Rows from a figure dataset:
══════════

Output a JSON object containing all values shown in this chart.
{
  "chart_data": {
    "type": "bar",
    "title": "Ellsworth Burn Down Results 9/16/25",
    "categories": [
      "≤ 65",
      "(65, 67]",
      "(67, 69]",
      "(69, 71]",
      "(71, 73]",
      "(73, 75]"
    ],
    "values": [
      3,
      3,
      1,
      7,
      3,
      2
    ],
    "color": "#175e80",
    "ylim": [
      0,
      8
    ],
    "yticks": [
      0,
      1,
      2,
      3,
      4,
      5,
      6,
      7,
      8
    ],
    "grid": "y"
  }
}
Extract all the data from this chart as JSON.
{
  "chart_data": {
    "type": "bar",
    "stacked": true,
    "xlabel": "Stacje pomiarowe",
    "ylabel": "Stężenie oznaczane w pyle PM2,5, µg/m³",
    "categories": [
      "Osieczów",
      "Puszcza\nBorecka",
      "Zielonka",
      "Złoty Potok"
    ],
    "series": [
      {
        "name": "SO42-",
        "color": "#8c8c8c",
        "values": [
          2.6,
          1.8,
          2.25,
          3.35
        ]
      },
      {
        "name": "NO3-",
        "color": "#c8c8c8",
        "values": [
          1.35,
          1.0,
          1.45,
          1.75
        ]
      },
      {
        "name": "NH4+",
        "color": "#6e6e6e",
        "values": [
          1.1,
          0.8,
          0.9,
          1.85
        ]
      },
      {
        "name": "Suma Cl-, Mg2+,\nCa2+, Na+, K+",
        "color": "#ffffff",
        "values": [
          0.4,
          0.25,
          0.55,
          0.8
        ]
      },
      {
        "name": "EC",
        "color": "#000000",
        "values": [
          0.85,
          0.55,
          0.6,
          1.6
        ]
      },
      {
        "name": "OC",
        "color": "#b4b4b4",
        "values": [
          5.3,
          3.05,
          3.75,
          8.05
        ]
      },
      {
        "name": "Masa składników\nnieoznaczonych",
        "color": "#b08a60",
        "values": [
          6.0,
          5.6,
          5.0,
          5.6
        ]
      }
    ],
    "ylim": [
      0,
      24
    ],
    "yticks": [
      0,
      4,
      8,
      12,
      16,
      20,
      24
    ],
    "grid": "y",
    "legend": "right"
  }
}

══════════

AIM OF THE TASK »
Each line in the entries above that includes the string "color" should be extracted.

TASK OUTPUT »
    "color": "#175e80",
        "color": "#8c8c8c",
        "color": "#c8c8c8",
        "color": "#6e6e6e",
        "color": "#ffffff",
        "color": "#000000",
        "color": "#b4b4b4",
        "color": "#b08a60",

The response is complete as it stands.